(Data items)
▶

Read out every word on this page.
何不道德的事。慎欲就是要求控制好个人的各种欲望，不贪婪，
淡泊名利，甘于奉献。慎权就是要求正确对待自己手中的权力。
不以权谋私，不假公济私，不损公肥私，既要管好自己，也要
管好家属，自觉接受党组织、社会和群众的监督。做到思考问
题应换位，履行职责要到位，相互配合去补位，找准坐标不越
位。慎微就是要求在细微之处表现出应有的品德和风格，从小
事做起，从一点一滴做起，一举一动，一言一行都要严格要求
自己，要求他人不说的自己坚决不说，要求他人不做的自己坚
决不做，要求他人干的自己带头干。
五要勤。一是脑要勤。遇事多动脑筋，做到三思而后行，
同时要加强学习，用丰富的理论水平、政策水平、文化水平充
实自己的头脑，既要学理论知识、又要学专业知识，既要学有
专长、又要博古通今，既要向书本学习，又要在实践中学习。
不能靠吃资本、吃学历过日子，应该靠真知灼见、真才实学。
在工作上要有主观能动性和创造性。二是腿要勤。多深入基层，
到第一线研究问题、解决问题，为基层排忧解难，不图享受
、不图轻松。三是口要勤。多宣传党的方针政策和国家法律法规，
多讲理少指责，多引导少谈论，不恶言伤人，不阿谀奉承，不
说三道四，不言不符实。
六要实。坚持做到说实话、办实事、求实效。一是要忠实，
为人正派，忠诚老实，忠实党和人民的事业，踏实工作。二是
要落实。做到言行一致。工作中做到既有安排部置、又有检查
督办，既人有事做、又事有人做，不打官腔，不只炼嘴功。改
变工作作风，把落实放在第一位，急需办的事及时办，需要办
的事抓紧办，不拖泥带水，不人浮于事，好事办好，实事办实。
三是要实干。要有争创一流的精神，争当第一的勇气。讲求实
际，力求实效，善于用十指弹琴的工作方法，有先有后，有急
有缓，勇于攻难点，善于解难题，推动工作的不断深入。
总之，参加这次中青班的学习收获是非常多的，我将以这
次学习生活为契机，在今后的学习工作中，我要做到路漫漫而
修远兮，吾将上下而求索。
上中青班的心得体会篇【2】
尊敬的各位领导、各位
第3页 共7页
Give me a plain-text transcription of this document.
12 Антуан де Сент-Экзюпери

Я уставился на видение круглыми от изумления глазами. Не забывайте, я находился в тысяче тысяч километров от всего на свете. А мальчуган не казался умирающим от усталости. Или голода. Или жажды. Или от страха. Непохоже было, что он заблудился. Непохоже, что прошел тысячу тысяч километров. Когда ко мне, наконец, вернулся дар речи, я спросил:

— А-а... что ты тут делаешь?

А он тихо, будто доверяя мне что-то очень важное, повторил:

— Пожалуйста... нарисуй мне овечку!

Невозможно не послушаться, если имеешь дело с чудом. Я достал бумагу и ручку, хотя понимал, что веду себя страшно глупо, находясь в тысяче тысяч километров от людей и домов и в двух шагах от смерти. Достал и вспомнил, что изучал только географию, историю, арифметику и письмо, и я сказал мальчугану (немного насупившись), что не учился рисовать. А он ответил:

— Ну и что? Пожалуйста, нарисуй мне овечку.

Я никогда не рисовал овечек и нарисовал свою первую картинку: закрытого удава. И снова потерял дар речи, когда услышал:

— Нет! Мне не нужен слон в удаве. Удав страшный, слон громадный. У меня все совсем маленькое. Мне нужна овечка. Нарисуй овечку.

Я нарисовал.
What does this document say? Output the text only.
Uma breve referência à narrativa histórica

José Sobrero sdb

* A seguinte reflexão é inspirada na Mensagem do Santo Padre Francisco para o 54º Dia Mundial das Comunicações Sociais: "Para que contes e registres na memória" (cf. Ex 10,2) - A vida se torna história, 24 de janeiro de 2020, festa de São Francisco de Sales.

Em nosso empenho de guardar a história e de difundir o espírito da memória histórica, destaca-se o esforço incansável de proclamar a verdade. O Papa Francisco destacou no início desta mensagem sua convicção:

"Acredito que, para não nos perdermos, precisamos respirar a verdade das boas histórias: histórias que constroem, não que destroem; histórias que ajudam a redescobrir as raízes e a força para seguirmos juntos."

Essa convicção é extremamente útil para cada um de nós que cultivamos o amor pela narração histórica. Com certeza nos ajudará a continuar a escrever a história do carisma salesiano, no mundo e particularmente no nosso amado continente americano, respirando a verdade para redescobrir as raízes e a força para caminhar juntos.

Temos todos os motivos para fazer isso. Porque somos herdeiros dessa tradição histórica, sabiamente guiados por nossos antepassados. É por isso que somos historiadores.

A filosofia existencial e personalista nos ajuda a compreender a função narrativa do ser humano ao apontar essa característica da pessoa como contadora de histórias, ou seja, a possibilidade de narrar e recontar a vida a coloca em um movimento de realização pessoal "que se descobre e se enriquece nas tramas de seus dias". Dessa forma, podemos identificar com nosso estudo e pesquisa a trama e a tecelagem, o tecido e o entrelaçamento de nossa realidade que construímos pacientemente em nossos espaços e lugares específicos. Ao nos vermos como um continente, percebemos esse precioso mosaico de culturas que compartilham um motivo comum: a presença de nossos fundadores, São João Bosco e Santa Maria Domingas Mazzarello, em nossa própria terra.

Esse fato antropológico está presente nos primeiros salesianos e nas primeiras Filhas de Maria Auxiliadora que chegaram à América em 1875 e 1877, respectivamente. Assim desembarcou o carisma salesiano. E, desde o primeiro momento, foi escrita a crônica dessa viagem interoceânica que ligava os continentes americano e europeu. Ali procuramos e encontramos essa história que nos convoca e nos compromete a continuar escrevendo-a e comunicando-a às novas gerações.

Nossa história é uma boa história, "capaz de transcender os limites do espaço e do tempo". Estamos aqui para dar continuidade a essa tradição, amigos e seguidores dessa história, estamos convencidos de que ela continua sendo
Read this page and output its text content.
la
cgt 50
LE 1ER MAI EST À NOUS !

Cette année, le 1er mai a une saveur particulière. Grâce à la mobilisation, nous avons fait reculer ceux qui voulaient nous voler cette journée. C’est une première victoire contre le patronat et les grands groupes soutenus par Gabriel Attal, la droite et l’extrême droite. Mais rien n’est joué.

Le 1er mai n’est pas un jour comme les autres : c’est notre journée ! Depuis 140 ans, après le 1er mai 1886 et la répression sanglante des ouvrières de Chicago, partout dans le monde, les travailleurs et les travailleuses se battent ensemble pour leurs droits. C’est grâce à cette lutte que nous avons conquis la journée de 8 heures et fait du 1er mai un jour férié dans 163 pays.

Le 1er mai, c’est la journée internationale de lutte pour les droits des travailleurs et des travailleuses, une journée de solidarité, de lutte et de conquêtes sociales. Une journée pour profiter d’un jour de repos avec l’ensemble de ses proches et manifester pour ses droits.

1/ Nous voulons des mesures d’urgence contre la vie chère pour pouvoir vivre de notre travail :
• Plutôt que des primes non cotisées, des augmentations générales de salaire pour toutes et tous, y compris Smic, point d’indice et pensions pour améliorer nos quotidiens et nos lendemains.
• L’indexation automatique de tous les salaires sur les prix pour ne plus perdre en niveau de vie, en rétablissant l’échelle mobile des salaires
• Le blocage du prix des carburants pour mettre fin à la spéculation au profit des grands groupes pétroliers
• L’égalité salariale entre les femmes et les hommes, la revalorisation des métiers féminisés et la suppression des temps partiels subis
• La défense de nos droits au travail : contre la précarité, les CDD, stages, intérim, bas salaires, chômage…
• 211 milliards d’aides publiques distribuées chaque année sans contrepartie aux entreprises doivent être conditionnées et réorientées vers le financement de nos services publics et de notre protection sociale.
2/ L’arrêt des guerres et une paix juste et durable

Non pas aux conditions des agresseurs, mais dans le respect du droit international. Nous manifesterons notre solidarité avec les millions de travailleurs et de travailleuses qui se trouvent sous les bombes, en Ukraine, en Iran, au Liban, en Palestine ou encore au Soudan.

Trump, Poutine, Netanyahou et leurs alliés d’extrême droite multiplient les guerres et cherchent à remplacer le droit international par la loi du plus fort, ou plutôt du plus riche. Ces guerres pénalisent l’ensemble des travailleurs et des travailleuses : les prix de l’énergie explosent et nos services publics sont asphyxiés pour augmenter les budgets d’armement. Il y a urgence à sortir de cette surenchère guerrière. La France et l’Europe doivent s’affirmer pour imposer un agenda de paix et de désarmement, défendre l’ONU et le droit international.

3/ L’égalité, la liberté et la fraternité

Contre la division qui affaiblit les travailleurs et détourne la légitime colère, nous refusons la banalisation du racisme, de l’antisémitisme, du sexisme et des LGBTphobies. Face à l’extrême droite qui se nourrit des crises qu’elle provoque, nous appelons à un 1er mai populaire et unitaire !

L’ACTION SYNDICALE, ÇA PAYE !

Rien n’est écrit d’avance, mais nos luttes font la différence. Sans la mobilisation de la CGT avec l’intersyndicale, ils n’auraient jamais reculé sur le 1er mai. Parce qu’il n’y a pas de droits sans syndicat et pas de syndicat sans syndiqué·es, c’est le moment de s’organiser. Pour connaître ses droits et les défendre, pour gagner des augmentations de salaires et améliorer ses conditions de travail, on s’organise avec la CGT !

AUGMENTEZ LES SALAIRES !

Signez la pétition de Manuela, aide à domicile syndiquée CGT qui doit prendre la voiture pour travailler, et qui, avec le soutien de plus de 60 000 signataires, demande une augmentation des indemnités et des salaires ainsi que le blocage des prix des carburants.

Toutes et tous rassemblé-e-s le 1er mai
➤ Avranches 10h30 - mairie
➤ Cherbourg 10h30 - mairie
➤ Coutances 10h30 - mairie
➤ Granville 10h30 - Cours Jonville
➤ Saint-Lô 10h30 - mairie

◀

AIM >> Among the lines of the listing, how many hold the string "речи"? Respond with only the number.

TASK RESPONSE >> 2